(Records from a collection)
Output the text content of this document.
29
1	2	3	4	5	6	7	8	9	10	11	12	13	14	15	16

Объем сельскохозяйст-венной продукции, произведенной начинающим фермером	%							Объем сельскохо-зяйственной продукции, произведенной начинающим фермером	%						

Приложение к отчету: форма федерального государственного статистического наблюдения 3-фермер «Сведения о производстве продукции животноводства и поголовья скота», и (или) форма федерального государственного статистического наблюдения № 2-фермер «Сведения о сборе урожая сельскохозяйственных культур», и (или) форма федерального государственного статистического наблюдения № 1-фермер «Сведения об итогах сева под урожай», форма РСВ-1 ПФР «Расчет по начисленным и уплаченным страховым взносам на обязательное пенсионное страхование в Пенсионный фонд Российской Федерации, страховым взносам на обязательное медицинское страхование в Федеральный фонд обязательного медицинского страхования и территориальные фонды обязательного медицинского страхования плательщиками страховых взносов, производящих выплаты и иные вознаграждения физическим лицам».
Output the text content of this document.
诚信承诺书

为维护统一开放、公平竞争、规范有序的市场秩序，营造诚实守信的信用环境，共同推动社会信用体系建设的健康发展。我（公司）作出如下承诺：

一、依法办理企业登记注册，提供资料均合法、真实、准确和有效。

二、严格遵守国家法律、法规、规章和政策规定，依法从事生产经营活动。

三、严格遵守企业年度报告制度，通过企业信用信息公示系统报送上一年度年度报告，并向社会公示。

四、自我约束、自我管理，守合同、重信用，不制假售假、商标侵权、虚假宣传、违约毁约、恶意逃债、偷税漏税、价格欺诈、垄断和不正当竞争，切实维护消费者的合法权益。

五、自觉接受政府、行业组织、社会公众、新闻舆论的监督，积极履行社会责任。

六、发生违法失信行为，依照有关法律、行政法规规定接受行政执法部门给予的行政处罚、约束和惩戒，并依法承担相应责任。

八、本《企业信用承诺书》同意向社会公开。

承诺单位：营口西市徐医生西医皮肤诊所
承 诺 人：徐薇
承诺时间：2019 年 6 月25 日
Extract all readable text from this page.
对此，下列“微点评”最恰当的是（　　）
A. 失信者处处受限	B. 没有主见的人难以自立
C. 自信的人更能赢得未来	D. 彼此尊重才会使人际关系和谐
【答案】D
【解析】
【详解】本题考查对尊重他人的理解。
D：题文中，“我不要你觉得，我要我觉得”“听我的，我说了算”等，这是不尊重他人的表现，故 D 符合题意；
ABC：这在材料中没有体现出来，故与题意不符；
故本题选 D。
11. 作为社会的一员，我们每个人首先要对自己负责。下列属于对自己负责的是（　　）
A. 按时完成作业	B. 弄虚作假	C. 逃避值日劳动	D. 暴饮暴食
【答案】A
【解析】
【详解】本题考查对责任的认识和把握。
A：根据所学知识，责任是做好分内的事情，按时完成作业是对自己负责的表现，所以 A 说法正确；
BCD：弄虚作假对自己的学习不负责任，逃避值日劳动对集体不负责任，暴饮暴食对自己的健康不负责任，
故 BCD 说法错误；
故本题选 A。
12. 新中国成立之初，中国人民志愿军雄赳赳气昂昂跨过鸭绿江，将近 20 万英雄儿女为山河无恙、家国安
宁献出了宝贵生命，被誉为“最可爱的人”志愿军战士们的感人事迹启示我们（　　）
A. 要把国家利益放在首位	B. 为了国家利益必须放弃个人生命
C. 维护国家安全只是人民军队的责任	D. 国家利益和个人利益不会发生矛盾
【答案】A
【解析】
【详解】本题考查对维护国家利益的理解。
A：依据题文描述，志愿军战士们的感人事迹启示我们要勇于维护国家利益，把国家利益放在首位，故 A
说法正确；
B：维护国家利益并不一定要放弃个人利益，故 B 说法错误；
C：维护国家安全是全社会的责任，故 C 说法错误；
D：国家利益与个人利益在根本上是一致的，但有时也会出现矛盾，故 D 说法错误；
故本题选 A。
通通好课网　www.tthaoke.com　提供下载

### WRITTEN REQUEST:
Using the listing above, please repeat every entry exactly.

### FINISHED TASK:
Output the text content of this document.
29
1	2	3	4	5	6	7	8	9	10	11	12	13	14	15	16

Объем сельскохозяйст-венной продукции, произведенной начинающим фермером	%							Объем сельскохо-зяйственной продукции, произведенной начинающим фермером	%						

Приложение к отчету: форма федерального государственного статистического наблюдения 3-фермер «Сведения о производстве продукции животноводства и поголовья скота», и (или) форма федерального государственного статистического наблюдения № 2-фермер «Сведения о сборе урожая сельскохозяйственных культур», и (или) форма федерального государственного статистического наблюдения № 1-фермер «Сведения об итогах сева под урожай», форма РСВ-1 ПФР «Расчет по начисленным и уплаченным страховым взносам на обязательное пенсионное страхование в Пенсионный фонд Российской Федерации, страховым взносам на обязательное медицинское страхование в Федеральный фонд обязательного медицинского страхования и территориальные фонды обязательного медицинского страхования плательщиками страховых взносов, производящих выплаты и иные вознаграждения физическим лицам».
Output the text content of this document.
诚信承诺书

为维护统一开放、公平竞争、规范有序的市场秩序，营造诚实守信的信用环境，共同推动社会信用体系建设的健康发展。我（公司）作出如下承诺：

一、依法办理企业登记注册，提供资料均合法、真实、准确和有效。

二、严格遵守国家法律、法规、规章和政策规定，依法从事生产经营活动。

三、严格遵守企业年度报告制度，通过企业信用信息公示系统报送上一年度年度报告，并向社会公示。

四、自我约束、自我管理，守合同、重信用，不制假售假、商标侵权、虚假宣传、违约毁约、恶意逃债、偷税漏税、价格欺诈、垄断和不正当竞争，切实维护消费者的合法权益。

五、自觉接受政府、行业组织、社会公众、新闻舆论的监督，积极履行社会责任。

六、发生违法失信行为，依照有关法律、行政法规规定接受行政执法部门给予的行政处罚、约束和惩戒，并依法承担相应责任。

八、本《企业信用承诺书》同意向社会公开。

承诺单位：营口西市徐医生西医皮肤诊所
承 诺 人：徐薇
承诺时间：2019 年 6 月25 日
Extract all readable text from this page.
对此，下列“微点评”最恰当的是（　　）
A. 失信者处处受限	B. 没有主见的人难以自立
C. 自信的人更能赢得未来	D. 彼此尊重才会使人际关系和谐
【答案】D
【解析】
【详解】本题考查对尊重他人的理解。
D：题文中，“我不要你觉得，我要我觉得”“听我的，我说了算”等，这是不尊重他人的表现，故 D 符合题意；
ABC：这在材料中没有体现出来，故与题意不符；
故本题选 D。
11. 作为社会的一员，我们每个人首先要对自己负责。下列属于对自己负责的是（　　）
A. 按时完成作业	B. 弄虚作假	C. 逃避值日劳动	D. 暴饮暴食
【答案】A
【解析】
【详解】本题考查对责任的认识和把握。
A：根据所学知识，责任是做好分内的事情，按时完成作业是对自己负责的表现，所以 A 说法正确；
BCD：弄虚作假对自己的学习不负责任，逃避值日劳动对集体不负责任，暴饮暴食对自己的健康不负责任，
故 BCD 说法错误；
故本题选 A。
12. 新中国成立之初，中国人民志愿军雄赳赳气昂昂跨过鸭绿江，将近 20 万英雄儿女为山河无恙、家国安
宁献出了宝贵生命，被誉为“最可爱的人”志愿军战士们的感人事迹启示我们（　　）
A. 要把国家利益放在首位	B. 为了国家利益必须放弃个人生命
C. 维护国家安全只是人民军队的责任	D. 国家利益和个人利益不会发生矛盾
【答案】A
【解析】
【详解】本题考查对维护国家利益的理解。
A：依据题文描述，志愿军战士们的感人事迹启示我们要勇于维护国家利益，把国家利益放在首位，故 A
说法正确；
B：维护国家利益并不一定要放弃个人利益，故 B 说法错误；
C：维护国家安全是全社会的责任，故 C 说法错误；
D：国家利益与个人利益在根本上是一致的，但有时也会出现矛盾，故 D 说法错误；
故本题选 A。
通通好课网　www.tthaoke.com　提供下载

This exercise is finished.